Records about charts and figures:
◆ ◆ ◆ ◆

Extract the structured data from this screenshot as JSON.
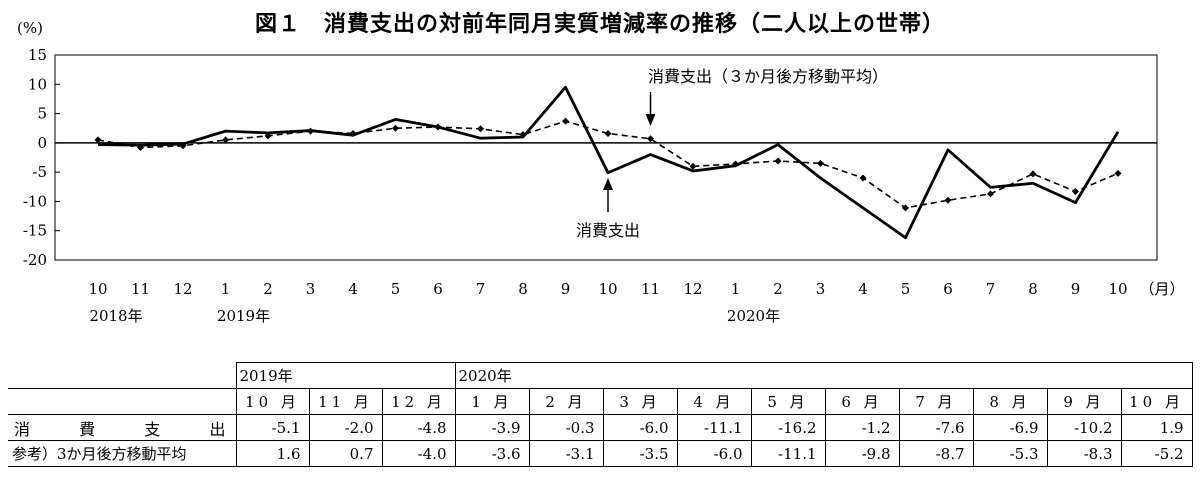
{
  "title": "図１　消費支出の対前年同月実質増減率の推移（二人以上の世帯）",
  "chart_data": {
    "type": "line",
    "y_unit_label": "(%)",
    "x_unit_label": "（月）",
    "ylim": [
      -20,
      15
    ],
    "yticks": [
      "15",
      "10",
      "5",
      "0",
      "-5",
      "-10",
      "-15",
      "-20"
    ],
    "categories": [
      "10",
      "11",
      "12",
      "1",
      "2",
      "3",
      "4",
      "5",
      "6",
      "7",
      "8",
      "9",
      "10",
      "11",
      "12",
      "1",
      "2",
      "3",
      "4",
      "5",
      "6",
      "7",
      "8",
      "9",
      "10"
    ],
    "year_labels": [
      {
        "label": "2018年",
        "index": 0
      },
      {
        "label": "2019年",
        "index": 3
      },
      {
        "label": "2020年",
        "index": 15
      }
    ],
    "series": [
      {
        "name": "消費支出",
        "style": "solid",
        "values": [
          -0.3,
          -0.4,
          -0.2,
          2.0,
          1.7,
          2.1,
          1.3,
          4.0,
          2.7,
          0.8,
          1.0,
          9.5,
          -5.1,
          -2.0,
          -4.8,
          -3.9,
          -0.3,
          -6.0,
          -11.1,
          -16.2,
          -1.2,
          -7.6,
          -6.9,
          -10.2,
          1.9
        ]
      },
      {
        "name": "消費支出（３か月後方移動平均）",
        "style": "dashed",
        "values": [
          0.5,
          -0.8,
          -0.5,
          0.5,
          1.2,
          2.0,
          1.6,
          2.5,
          2.7,
          2.4,
          1.4,
          3.7,
          1.6,
          0.7,
          -4.0,
          -3.6,
          -3.1,
          -3.5,
          -6.0,
          -11.1,
          -9.8,
          -8.7,
          -5.3,
          -8.3,
          -5.2
        ]
      }
    ],
    "annotations": [
      {
        "text": "消費支出（３か月後方移動平均）",
        "target_index": 13,
        "arrow": "down"
      },
      {
        "text": "消費支出",
        "target_index": 12,
        "arrow": "up"
      }
    ],
    "grid": false
  },
  "table": {
    "year_headers": [
      "2019年",
      "2020年"
    ],
    "months": [
      "10 月",
      "11 月",
      "12 月",
      "1 月",
      "2 月",
      "3 月",
      "4 月",
      "5 月",
      "6 月",
      "7 月",
      "8 月",
      "9 月",
      "10 月"
    ],
    "rows": [
      {
        "label": "消費支出",
        "values": [
          "-5.1",
          "-2.0",
          "-4.8",
          "-3.9",
          "-0.3",
          "-6.0",
          "-11.1",
          "-16.2",
          "-1.2",
          "-7.6",
          "-6.9",
          "-10.2",
          "1.9"
        ]
      },
      {
        "label": "参考）3か月後方移動平均",
        "values": [
          "1.6",
          "0.7",
          "-4.0",
          "-3.6",
          "-3.1",
          "-3.5",
          "-6.0",
          "-11.1",
          "-9.8",
          "-8.7",
          "-5.3",
          "-8.3",
          "-5.2"
        ]
      }
    ]
  }
}
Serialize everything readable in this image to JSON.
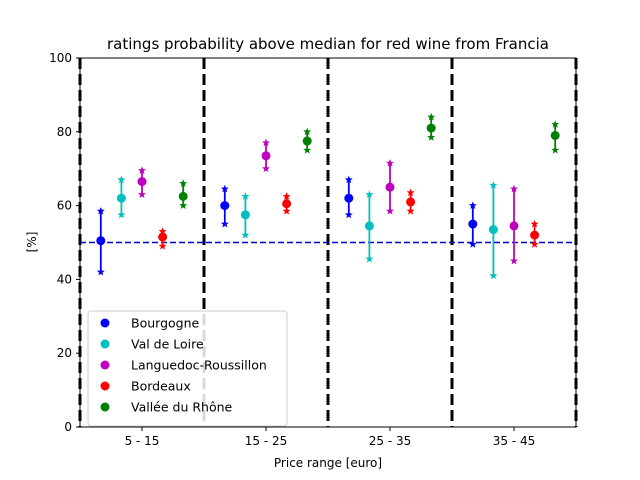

◆ ◆ ◆ ◆

WORK TO DO: Transcribe each entry precisely as given, leaving the pictures out.

RESPONSE TO THIS EXERCISE:
Extract the structured data from this screenshot as JSON.
{
  "title": "図１　消費支出の対前年同月実質増減率の推移（二人以上の世帯）",
  "chart_data": {
    "type": "line",
    "y_unit_label": "(%)",
    "x_unit_label": "（月）",
    "ylim": [
      -20,
      15
    ],
    "yticks": [
      "15",
      "10",
      "5",
      "0",
      "-5",
      "-10",
      "-15",
      "-20"
    ],
    "categories": [
      "10",
      "11",
      "12",
      "1",
      "2",
      "3",
      "4",
      "5",
      "6",
      "7",
      "8",
      "9",
      "10",
      "11",
      "12",
      "1",
      "2",
      "3",
      "4",
      "5",
      "6",
      "7",
      "8",
      "9",
      "10"
    ],
    "year_labels": [
      {
        "label": "2018年",
        "index": 0
      },
      {
        "label": "2019年",
        "index": 3
      },
      {
        "label": "2020年",
        "index": 15
      }
    ],
    "series": [
      {
        "name": "消費支出",
        "style": "solid",
        "values": [
          -0.3,
          -0.4,
          -0.2,
          2.0,
          1.7,
          2.1,
          1.3,
          4.0,
          2.7,
          0.8,
          1.0,
          9.5,
          -5.1,
          -2.0,
          -4.8,
          -3.9,
          -0.3,
          -6.0,
          -11.1,
          -16.2,
          -1.2,
          -7.6,
          -6.9,
          -10.2,
          1.9
        ]
      },
      {
        "name": "消費支出（３か月後方移動平均）",
        "style": "dashed",
        "values": [
          0.5,
          -0.8,
          -0.5,
          0.5,
          1.2,
          2.0,
          1.6,
          2.5,
          2.7,
          2.4,
          1.4,
          3.7,
          1.6,
          0.7,
          -4.0,
          -3.6,
          -3.1,
          -3.5,
          -6.0,
          -11.1,
          -9.8,
          -8.7,
          -5.3,
          -8.3,
          -5.2
        ]
      }
    ],
    "annotations": [
      {
        "text": "消費支出（３か月後方移動平均）",
        "target_index": 13,
        "arrow": "down"
      },
      {
        "text": "消費支出",
        "target_index": 12,
        "arrow": "up"
      }
    ],
    "grid": false
  },
  "table": {
    "year_headers": [
      "2019年",
      "2020年"
    ],
    "months": [
      "10 月",
      "11 月",
      "12 月",
      "1 月",
      "2 月",
      "3 月",
      "4 月",
      "5 月",
      "6 月",
      "7 月",
      "8 月",
      "9 月",
      "10 月"
    ],
    "rows": [
      {
        "label": "消費支出",
        "values": [
          "-5.1",
          "-2.0",
          "-4.8",
          "-3.9",
          "-0.3",
          "-6.0",
          "-11.1",
          "-16.2",
          "-1.2",
          "-7.6",
          "-6.9",
          "-10.2",
          "1.9"
        ]
      },
      {
        "label": "参考）3か月後方移動平均",
        "values": [
          "1.6",
          "0.7",
          "-4.0",
          "-3.6",
          "-3.1",
          "-3.5",
          "-6.0",
          "-11.1",
          "-9.8",
          "-8.7",
          "-5.3",
          "-8.3",
          "-5.2"
        ]
      }
    ]
  }
}
Serialize everything readable in this image to JSON.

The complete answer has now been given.